Pick out each line of the records in which the word "processes" appears.

— Begin Listed records —

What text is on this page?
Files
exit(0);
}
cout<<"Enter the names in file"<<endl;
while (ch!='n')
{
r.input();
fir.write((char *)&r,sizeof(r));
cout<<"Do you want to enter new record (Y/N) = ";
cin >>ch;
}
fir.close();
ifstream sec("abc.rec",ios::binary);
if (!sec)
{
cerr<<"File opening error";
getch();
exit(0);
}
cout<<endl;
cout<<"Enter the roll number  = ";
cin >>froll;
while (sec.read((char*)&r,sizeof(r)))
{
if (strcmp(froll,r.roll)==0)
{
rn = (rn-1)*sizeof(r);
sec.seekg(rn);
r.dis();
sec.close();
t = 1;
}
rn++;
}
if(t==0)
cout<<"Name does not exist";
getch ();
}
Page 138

— End Listed records —
— Begin Listed records —

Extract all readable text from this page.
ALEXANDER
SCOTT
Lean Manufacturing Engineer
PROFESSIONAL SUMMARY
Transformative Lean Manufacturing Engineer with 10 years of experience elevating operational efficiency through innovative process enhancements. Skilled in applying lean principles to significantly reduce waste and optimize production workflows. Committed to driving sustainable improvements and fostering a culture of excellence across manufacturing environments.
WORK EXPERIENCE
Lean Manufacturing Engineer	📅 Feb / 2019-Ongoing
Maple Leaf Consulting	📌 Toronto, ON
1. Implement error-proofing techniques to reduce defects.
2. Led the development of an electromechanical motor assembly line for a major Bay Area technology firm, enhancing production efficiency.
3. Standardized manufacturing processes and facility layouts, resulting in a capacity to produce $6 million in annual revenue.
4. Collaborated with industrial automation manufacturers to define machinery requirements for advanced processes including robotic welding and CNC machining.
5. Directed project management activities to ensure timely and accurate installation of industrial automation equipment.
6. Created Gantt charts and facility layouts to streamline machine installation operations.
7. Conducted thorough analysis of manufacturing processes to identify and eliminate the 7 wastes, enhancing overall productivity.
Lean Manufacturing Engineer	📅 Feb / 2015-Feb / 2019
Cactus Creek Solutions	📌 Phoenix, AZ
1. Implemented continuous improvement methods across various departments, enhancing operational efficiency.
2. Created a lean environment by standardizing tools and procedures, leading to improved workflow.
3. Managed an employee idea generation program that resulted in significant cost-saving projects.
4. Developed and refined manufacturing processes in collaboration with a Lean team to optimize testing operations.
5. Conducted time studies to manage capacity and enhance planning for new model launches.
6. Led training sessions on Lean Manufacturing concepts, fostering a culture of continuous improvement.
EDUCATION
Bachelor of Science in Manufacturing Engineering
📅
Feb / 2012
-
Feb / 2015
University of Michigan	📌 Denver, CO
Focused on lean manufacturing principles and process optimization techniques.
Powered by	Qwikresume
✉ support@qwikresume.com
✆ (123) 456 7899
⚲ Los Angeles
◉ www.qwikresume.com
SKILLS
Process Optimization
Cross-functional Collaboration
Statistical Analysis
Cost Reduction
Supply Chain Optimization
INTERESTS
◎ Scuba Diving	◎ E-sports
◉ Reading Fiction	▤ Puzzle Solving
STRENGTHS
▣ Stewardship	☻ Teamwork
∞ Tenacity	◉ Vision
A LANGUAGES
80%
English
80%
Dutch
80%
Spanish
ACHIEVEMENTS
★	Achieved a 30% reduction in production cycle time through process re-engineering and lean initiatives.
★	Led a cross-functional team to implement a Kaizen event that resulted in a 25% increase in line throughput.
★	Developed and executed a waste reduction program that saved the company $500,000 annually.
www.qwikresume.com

— End Listed records —
— Begin Listed records —

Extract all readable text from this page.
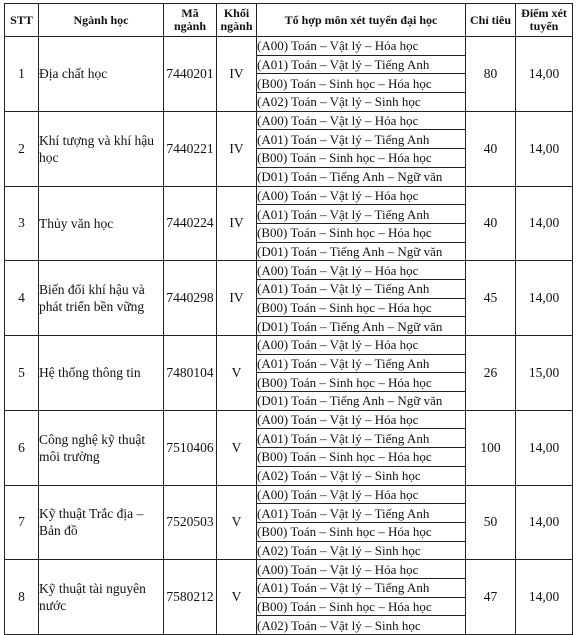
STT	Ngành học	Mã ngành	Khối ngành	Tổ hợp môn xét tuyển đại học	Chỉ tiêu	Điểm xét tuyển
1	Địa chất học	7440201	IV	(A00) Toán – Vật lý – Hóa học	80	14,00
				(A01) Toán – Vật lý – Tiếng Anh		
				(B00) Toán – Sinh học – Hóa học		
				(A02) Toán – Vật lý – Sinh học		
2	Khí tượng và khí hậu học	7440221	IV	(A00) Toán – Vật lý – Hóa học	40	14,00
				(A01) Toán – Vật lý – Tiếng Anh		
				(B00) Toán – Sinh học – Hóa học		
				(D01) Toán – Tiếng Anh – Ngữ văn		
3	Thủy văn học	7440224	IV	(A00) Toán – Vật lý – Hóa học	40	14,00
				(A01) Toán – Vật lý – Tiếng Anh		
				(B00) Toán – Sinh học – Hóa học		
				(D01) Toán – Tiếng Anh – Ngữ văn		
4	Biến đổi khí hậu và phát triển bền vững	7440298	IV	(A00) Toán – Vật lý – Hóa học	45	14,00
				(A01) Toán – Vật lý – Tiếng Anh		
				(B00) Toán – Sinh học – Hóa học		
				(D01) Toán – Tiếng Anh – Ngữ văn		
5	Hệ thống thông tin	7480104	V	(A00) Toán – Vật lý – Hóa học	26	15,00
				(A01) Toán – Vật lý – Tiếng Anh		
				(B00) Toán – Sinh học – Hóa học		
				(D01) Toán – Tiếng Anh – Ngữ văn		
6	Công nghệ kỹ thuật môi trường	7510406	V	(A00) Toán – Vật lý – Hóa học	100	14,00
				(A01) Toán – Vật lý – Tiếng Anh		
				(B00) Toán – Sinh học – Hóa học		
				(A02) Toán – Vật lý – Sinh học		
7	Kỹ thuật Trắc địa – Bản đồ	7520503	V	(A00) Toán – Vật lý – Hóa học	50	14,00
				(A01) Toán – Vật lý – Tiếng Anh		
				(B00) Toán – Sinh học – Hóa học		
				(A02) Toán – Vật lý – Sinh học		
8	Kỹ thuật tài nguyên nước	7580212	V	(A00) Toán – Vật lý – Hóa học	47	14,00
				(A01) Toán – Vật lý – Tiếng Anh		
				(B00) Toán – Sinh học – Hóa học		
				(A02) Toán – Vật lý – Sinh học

— End Listed records —

● Result of this task
3. Standardized manufacturing processes and facility layouts, resulting in a capacity to produce $6 million in annual revenue.
4. Collaborated with industrial automation manufacturers to define machinery requirements for advanced processes including robotic welding and CNC machining.
7. Conducted thorough analysis of manufacturing processes to identify and eliminate the 7 wastes, enhancing overall productivity.
4. Developed and refined manufacturing processes in collaboration with a Lean team to optimize testing operations.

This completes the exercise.